> Provided material

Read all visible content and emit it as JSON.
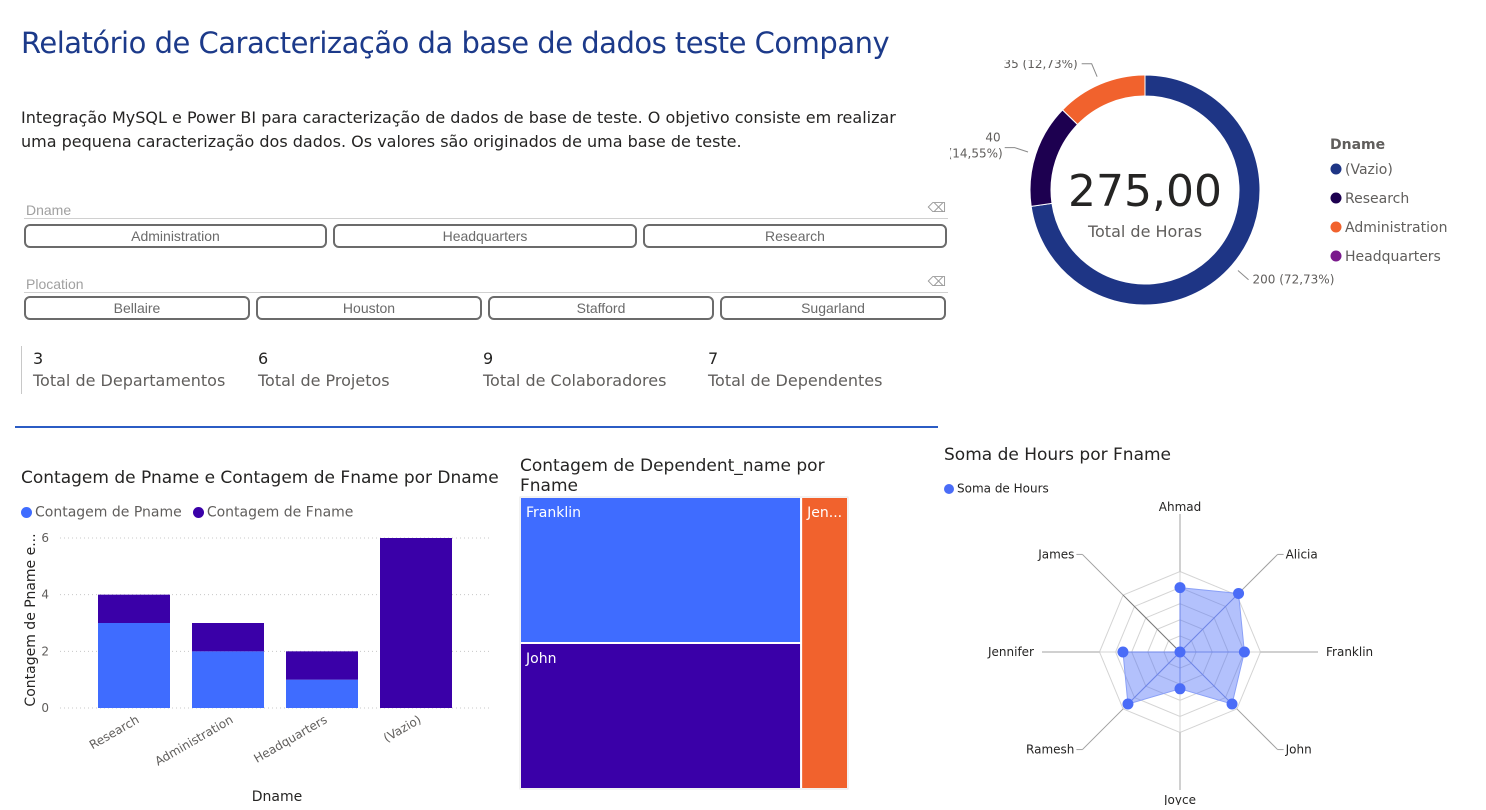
{
  "header": {
    "title": "Relatório de Caracterização da base de dados teste Company",
    "description": "Integração MySQL e Power BI para caracterização de dados de base de teste. O objetivo consiste em realizar uma pequena caracterização dos dados. Os valores são originados de uma base de teste."
  },
  "slicers": {
    "dname": {
      "label": "Dname",
      "options": [
        "Administration",
        "Headquarters",
        "Research"
      ]
    },
    "plocation": {
      "label": "Plocation",
      "options": [
        "Bellaire",
        "Houston",
        "Stafford",
        "Sugarland"
      ]
    }
  },
  "cards": [
    {
      "value": "3",
      "label": "Total de Departamentos"
    },
    {
      "value": "6",
      "label": "Total de Projetos"
    },
    {
      "value": "9",
      "label": "Total de Colaboradores"
    },
    {
      "value": "7",
      "label": "Total de Dependentes"
    }
  ],
  "colors": {
    "title_blue": "#1c3a8a",
    "bar_light": "#3f6cff",
    "bar_dark": "#3a00a8",
    "donut_vazio": "#1e3585",
    "donut_research": "#1d0050",
    "donut_admin": "#f1622d",
    "donut_hq": "#7a1a8c",
    "treemap_orange": "#f1622d",
    "radar": "#4a6cf7",
    "divider": "#2b5cc4"
  },
  "chart_data": [
    {
      "type": "pie",
      "variant": "donut",
      "center_value": "275,00",
      "center_label": "Total de Horas",
      "legend_title": "Dname",
      "categories": [
        "(Vazio)",
        "Research",
        "Administration",
        "Headquarters"
      ],
      "values": [
        200,
        40,
        35,
        0
      ],
      "data_labels": [
        "200 (72,73%)",
        "40 (14,55%)",
        "35 (12,73%)",
        ""
      ]
    },
    {
      "type": "bar",
      "stacked": true,
      "title": "Contagem de Pname e Contagem de Fname por Dname",
      "xlabel": "Dname",
      "ylabel": "Contagem de Pname e...",
      "categories": [
        "Research",
        "Administration",
        "Headquarters",
        "(Vazio)"
      ],
      "series": [
        {
          "name": "Contagem de Pname",
          "values": [
            3,
            2,
            1,
            0
          ]
        },
        {
          "name": "Contagem de Fname",
          "values": [
            1,
            1,
            1,
            6
          ]
        }
      ],
      "yticks": [
        "0",
        "2",
        "4",
        "6"
      ],
      "ylim": [
        0,
        6
      ],
      "grid": true,
      "legend_position": "top-left"
    },
    {
      "type": "treemap",
      "title": "Contagem de Dependent_name por Fname",
      "categories": [
        "Franklin",
        "John",
        "Jen..."
      ],
      "values": [
        3,
        3,
        1
      ]
    },
    {
      "type": "radar",
      "title": "Soma de Hours por Fname",
      "series_name": "Soma de Hours",
      "categories": [
        "Ahmad",
        "Alicia",
        "Franklin",
        "John",
        "Joyce",
        "Ramesh",
        "Jennifer",
        "James"
      ],
      "values": [
        35,
        45,
        35,
        40,
        20,
        40,
        31,
        0
      ],
      "rmax": 50
    }
  ]
}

> What needs to be done
Pull out all lines containing the word "Fname" from the entries above.

> Exercise result
      "title": "Contagem de Pname e Contagem de Fname por Dname",
          "name": "Contagem de Fname",
      "title": "Contagem de Dependent_name por Fname",
      "title": "Soma de Hours por Fname",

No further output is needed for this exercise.